• Work instructions: Below are the records; copy each line in them that holds the word "الحرارة".

(Records)

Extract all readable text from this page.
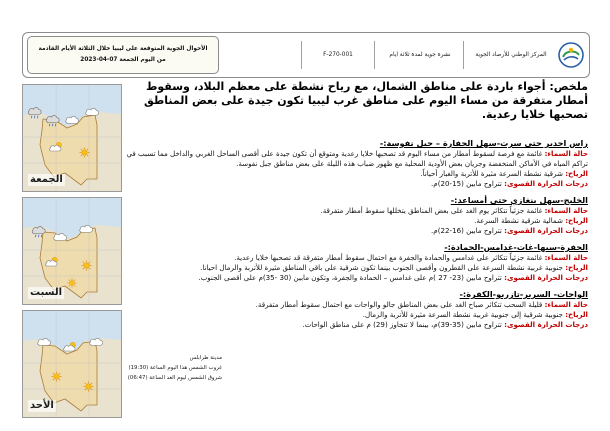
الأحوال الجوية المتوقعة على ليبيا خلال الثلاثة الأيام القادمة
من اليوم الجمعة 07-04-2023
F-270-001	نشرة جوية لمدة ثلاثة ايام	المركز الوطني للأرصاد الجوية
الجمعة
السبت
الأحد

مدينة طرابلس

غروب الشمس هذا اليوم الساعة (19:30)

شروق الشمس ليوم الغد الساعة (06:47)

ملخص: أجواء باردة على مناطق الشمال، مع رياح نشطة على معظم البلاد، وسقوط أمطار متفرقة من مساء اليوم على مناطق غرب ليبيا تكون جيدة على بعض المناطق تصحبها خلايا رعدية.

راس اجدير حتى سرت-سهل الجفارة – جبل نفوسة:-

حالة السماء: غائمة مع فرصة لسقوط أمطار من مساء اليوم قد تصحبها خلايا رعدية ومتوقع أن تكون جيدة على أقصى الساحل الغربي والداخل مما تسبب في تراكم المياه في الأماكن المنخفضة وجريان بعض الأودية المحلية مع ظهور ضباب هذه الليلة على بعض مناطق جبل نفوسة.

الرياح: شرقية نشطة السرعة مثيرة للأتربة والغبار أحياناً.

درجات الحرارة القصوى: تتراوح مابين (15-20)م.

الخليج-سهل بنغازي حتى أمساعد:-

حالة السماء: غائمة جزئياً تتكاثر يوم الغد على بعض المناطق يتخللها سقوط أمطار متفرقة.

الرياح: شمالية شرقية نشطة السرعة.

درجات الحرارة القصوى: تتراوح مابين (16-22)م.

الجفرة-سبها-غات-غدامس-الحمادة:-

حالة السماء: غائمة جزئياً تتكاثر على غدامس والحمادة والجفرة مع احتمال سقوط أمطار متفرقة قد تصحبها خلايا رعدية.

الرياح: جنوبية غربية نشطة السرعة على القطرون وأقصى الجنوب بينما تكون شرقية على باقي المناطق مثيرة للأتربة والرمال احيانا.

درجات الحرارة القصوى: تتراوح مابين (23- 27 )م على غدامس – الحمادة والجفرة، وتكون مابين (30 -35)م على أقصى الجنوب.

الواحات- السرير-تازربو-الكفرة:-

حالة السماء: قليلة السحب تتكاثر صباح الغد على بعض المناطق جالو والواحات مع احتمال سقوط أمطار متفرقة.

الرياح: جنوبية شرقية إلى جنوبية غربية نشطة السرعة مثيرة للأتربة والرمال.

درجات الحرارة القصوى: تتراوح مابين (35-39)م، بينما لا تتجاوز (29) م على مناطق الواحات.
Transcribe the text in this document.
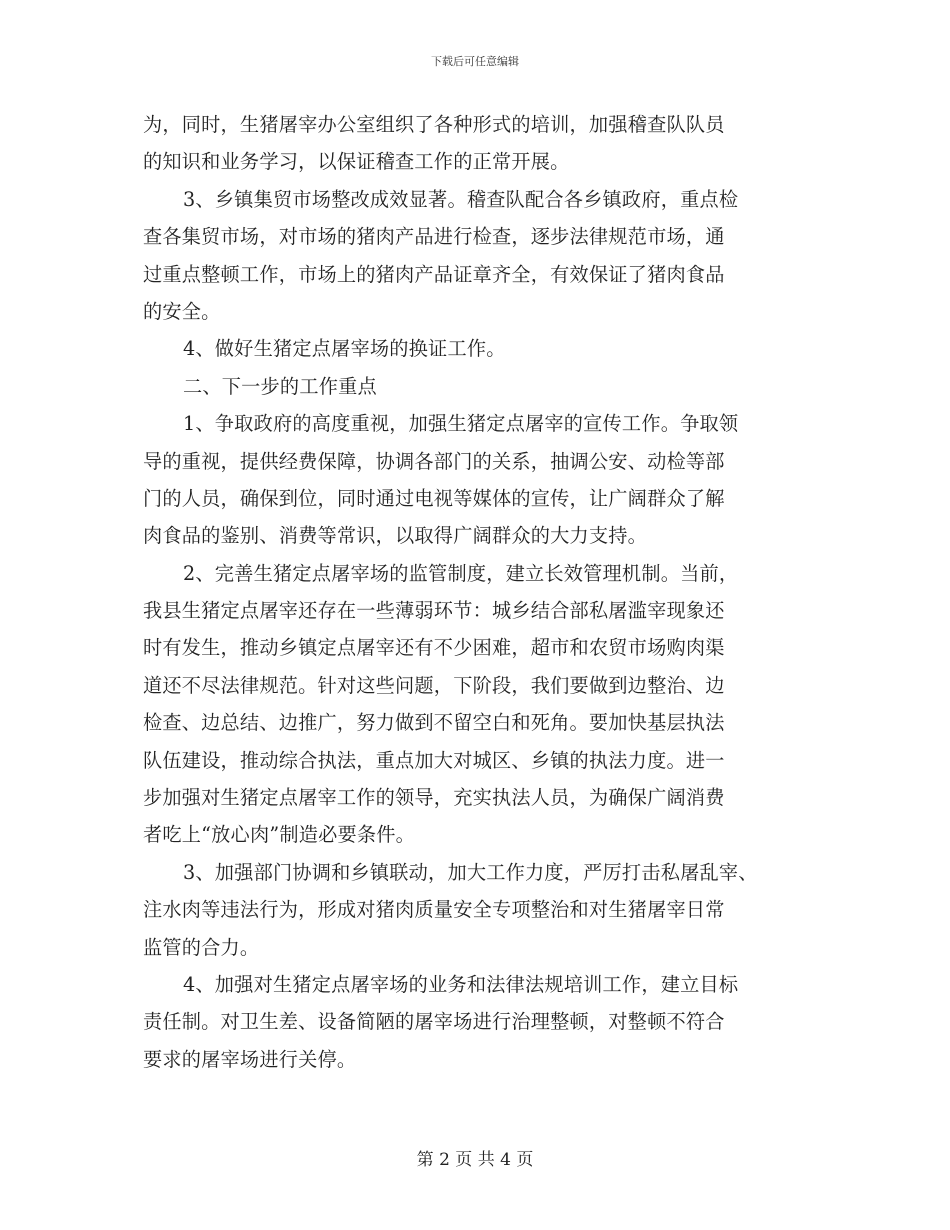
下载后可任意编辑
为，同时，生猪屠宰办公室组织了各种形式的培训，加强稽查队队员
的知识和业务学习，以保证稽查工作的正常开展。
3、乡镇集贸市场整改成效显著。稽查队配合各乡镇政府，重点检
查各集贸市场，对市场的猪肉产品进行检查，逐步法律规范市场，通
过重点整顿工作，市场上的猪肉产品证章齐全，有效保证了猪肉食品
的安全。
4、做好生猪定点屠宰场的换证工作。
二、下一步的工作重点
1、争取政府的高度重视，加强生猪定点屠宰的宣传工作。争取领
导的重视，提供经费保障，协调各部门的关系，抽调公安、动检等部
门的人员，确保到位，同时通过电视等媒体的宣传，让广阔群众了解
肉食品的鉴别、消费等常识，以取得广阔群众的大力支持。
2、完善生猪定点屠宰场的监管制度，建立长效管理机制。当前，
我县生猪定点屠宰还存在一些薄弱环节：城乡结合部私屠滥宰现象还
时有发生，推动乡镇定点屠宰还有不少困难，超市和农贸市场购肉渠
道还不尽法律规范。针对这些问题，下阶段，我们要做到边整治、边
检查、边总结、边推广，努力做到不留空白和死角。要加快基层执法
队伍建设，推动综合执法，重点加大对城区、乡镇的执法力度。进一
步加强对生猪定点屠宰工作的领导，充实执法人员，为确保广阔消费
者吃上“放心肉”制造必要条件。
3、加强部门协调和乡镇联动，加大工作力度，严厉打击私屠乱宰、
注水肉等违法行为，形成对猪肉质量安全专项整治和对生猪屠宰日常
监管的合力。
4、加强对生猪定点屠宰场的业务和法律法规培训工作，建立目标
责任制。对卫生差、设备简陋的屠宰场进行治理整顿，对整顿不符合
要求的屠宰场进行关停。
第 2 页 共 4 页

* * *

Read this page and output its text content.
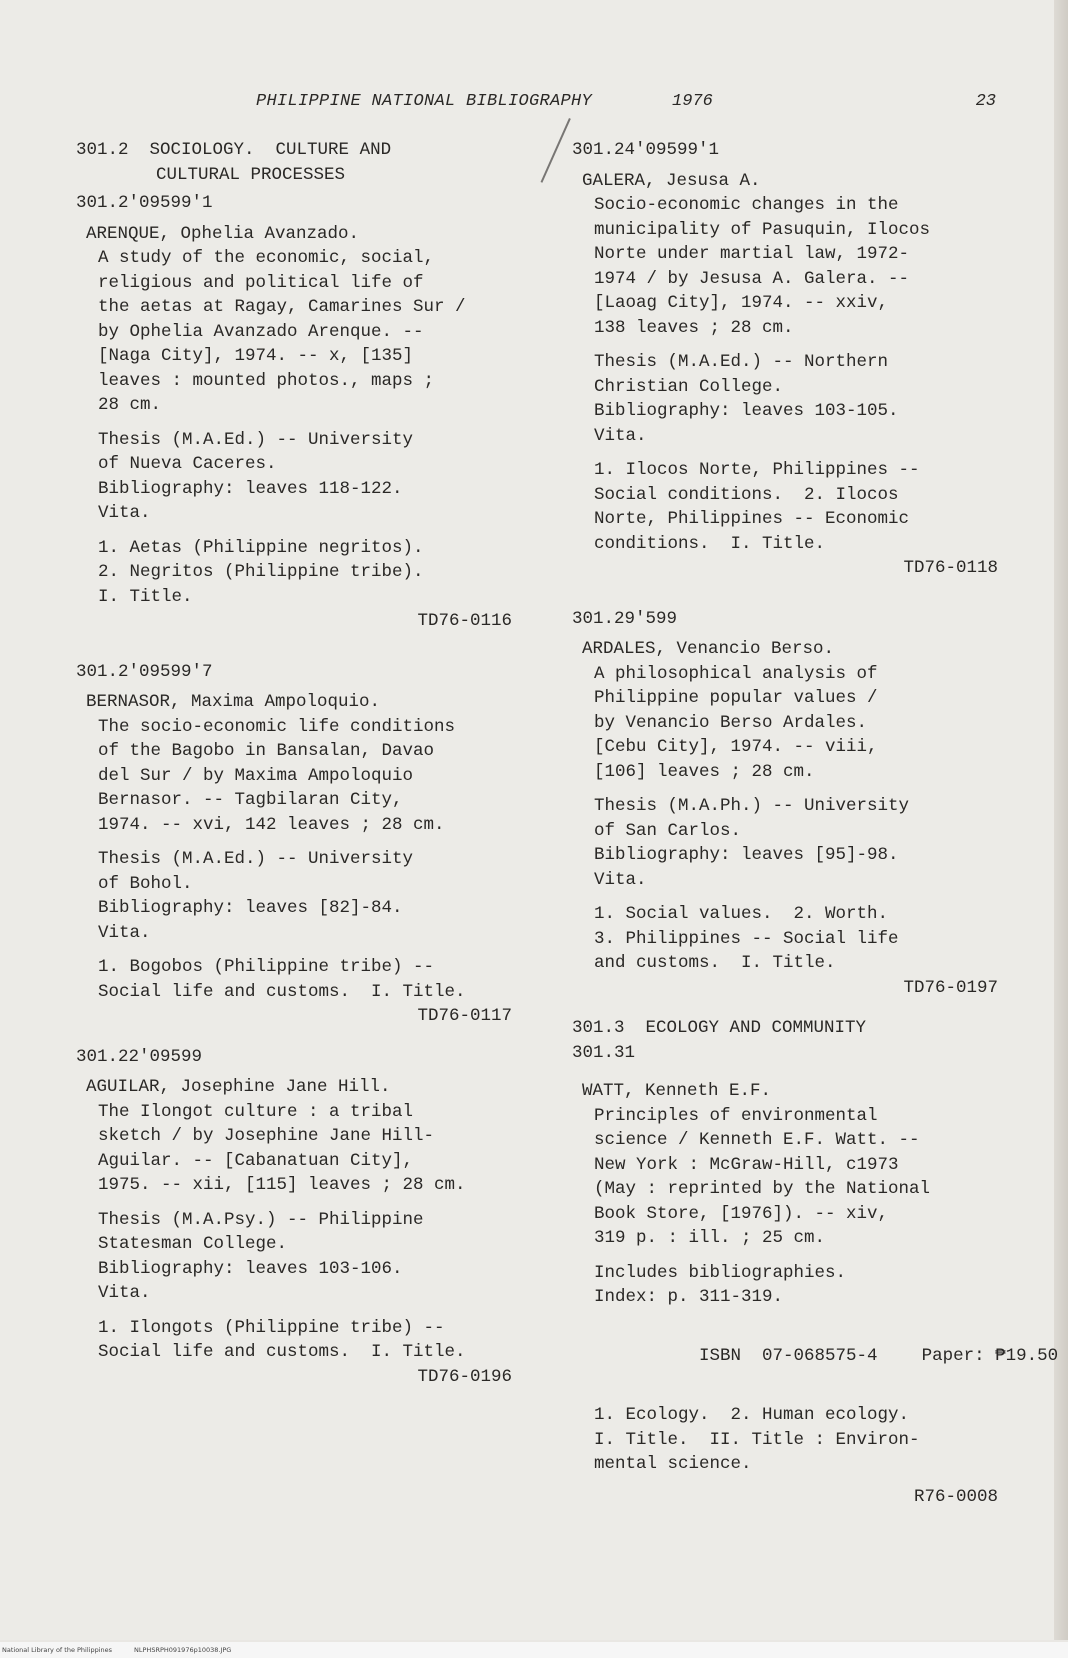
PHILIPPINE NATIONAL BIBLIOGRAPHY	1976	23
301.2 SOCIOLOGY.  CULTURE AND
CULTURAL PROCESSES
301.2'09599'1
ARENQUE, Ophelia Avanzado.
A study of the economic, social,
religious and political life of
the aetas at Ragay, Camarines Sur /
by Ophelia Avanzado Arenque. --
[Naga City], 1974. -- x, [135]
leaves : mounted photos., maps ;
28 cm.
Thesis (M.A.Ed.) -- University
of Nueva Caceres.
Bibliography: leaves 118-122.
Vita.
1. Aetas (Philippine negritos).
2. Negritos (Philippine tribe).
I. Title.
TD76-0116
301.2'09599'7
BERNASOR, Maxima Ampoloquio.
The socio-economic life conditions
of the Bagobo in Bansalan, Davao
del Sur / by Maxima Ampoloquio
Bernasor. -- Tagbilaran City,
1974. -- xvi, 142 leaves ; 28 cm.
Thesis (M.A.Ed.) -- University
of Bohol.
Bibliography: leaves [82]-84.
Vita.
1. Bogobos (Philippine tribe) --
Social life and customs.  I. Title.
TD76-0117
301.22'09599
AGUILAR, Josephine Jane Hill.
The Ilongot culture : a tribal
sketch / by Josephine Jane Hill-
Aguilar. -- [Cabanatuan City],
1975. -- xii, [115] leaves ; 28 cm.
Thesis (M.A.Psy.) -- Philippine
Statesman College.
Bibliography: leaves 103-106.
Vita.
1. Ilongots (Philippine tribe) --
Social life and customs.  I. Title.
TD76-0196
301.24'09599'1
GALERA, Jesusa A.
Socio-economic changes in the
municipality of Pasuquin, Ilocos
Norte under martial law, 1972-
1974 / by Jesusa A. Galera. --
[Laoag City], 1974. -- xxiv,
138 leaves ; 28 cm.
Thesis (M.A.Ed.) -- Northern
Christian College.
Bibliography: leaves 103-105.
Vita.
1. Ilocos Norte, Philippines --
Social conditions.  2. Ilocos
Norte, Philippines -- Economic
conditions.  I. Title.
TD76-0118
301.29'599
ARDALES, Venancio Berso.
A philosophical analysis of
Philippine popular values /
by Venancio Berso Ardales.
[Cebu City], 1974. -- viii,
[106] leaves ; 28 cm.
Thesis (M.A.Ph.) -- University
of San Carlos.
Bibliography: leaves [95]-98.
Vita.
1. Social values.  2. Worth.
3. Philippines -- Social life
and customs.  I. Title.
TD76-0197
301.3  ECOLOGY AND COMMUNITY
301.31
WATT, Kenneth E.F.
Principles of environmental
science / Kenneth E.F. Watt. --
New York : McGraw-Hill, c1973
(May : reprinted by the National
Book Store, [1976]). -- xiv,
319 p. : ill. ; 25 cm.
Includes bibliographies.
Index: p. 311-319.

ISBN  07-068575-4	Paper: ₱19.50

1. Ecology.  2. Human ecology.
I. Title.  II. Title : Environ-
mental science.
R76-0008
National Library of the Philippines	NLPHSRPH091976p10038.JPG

• Written solution:
درجات الحرارة القصوى: تتراوح مابين (15-20)م.
درجات الحرارة القصوى: تتراوح مابين (16-22)م.
درجات الحرارة القصوى: تتراوح مابين (23- 27 )م على غدامس – الحمادة والجفرة، وتكون مابين (30 -35)م على أقصى الجنوب.
درجات الحرارة القصوى: تتراوح مابين (35-39)م، بينما لا تتجاوز (29) م على مناطق الواحات.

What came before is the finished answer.